- Exercise task -
Restate verbatim the lines between the one holding "Read all visible" and the one holding "Output a JSON", both included, and no others.

····················

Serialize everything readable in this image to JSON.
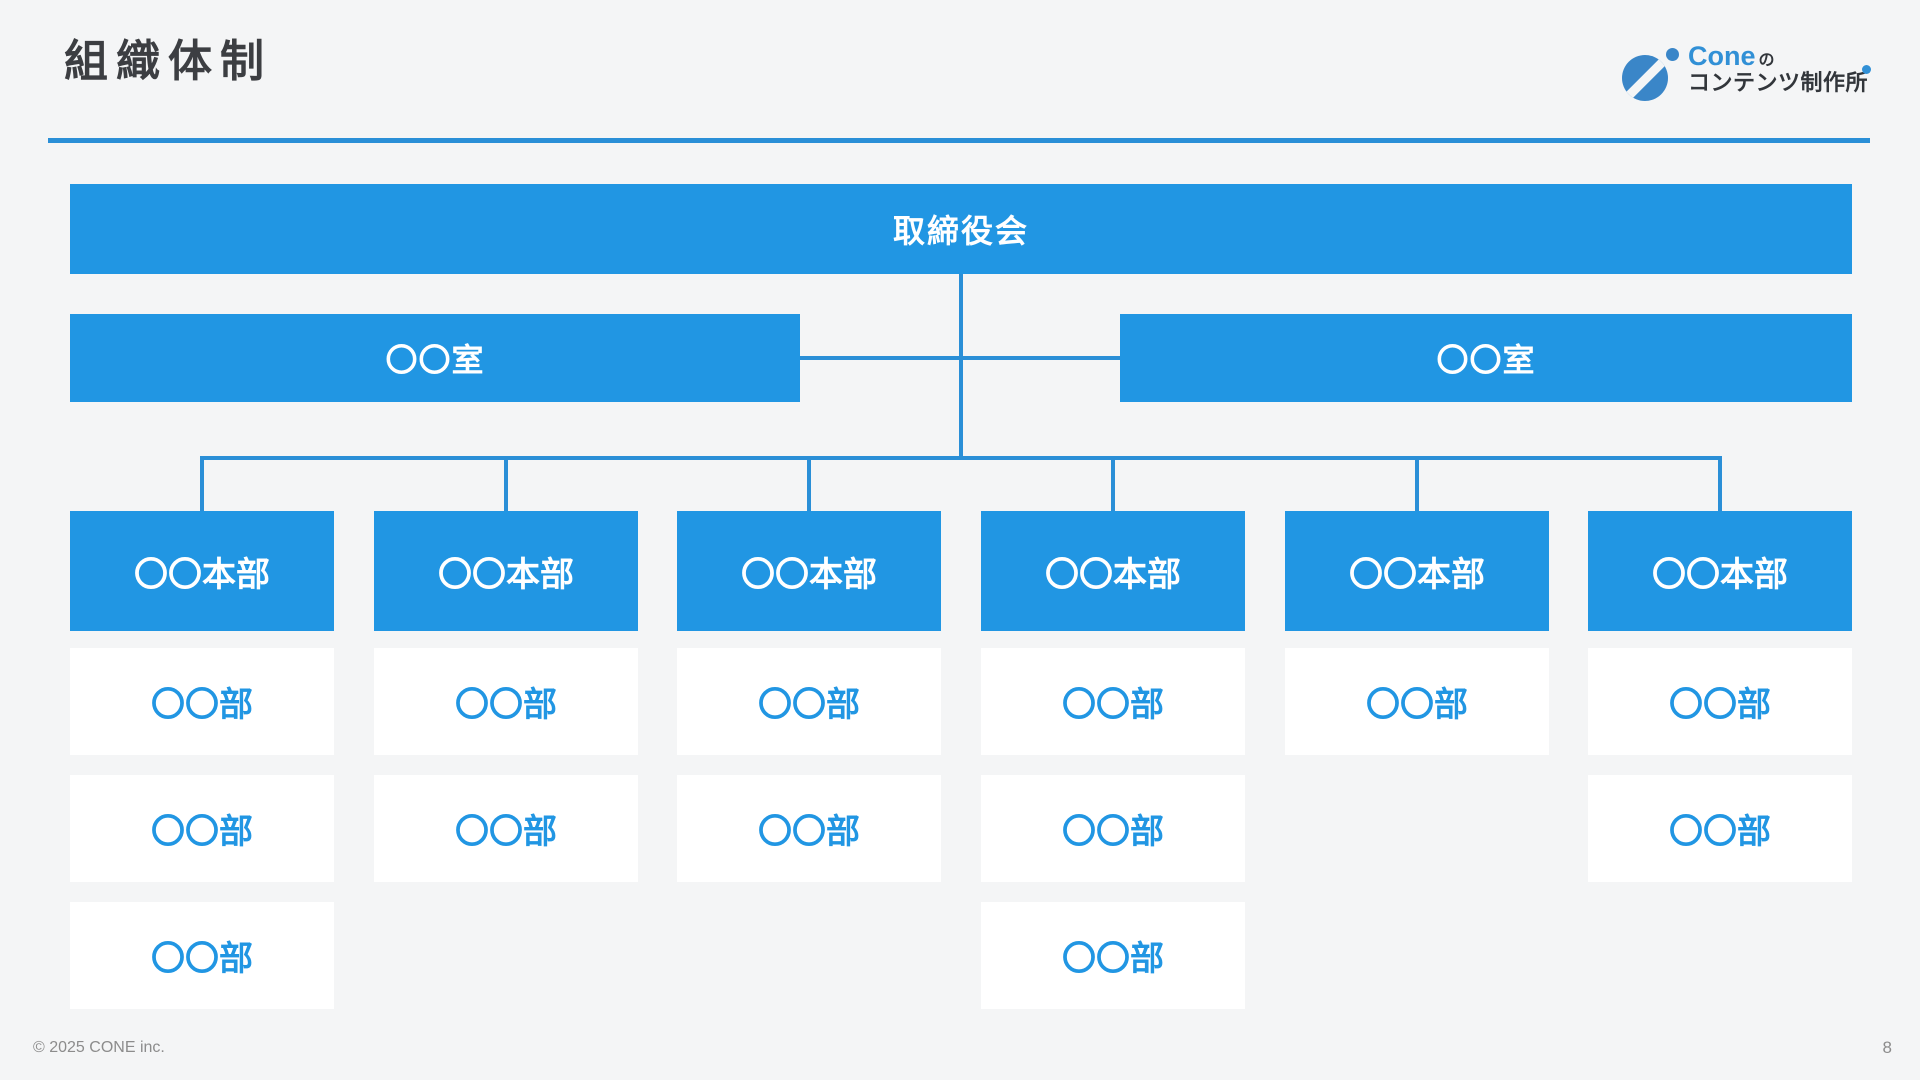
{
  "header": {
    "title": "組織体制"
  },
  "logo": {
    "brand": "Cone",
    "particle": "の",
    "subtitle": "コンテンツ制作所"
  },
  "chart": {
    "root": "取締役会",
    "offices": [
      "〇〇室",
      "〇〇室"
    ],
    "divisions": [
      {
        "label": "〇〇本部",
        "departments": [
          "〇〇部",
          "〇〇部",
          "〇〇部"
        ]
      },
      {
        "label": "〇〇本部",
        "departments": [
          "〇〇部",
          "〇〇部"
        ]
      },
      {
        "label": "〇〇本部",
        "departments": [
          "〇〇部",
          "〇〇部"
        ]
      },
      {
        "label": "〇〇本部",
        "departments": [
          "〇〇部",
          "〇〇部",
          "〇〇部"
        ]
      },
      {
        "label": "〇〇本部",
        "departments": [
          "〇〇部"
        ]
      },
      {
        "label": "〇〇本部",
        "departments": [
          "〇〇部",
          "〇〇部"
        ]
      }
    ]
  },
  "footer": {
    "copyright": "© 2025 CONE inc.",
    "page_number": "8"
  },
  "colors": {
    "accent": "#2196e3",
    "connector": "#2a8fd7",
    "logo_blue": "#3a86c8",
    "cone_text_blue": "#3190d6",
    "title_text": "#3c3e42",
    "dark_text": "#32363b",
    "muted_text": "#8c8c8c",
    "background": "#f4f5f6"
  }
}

····················

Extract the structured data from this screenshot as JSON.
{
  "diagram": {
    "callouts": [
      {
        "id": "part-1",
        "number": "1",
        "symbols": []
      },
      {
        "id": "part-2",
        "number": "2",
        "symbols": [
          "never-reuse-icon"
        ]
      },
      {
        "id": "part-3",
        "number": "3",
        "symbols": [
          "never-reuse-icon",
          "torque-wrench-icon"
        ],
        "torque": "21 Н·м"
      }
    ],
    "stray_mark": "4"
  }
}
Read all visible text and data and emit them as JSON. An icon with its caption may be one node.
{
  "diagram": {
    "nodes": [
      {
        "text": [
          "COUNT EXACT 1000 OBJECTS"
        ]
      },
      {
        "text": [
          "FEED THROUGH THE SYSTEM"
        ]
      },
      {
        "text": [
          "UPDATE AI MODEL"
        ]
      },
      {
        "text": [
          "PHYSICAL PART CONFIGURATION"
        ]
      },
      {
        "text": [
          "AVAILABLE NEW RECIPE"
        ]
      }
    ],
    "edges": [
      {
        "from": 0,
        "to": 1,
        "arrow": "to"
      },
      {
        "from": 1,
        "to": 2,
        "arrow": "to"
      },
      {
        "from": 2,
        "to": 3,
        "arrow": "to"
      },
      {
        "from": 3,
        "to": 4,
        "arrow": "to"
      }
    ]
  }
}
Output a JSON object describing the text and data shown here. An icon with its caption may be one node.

····················

- Task response -
Read all visible text and data and emit them as JSON. An icon with its caption may be one node.
{
  "diagram": {
    "nodes": [
      {
        "text": [
          "COUNT EXACT 1000 OBJECTS"
        ]
      },
      {
        "text": [
          "FEED THROUGH THE SYSTEM"
        ]
      },
      {
        "text": [
          "UPDATE AI MODEL"
        ]
      },
      {
        "text": [
          "PHYSICAL PART CONFIGURATION"
        ]
      },
      {
        "text": [
          "AVAILABLE NEW RECIPE"
        ]
      }
    ],
    "edges": [
      {
        "from": 0,
        "to": 1,
        "arrow": "to"
      },
      {
        "from": 1,
        "to": 2,
        "arrow": "to"
      },
      {
        "from": 2,
        "to": 3,
        "arrow": "to"
      },
      {
        "from": 3,
        "to": 4,
        "arrow": "to"
      }
    ]
  }
}
Output a JSON object describing the text and data shown here. An icon with its caption may be one node.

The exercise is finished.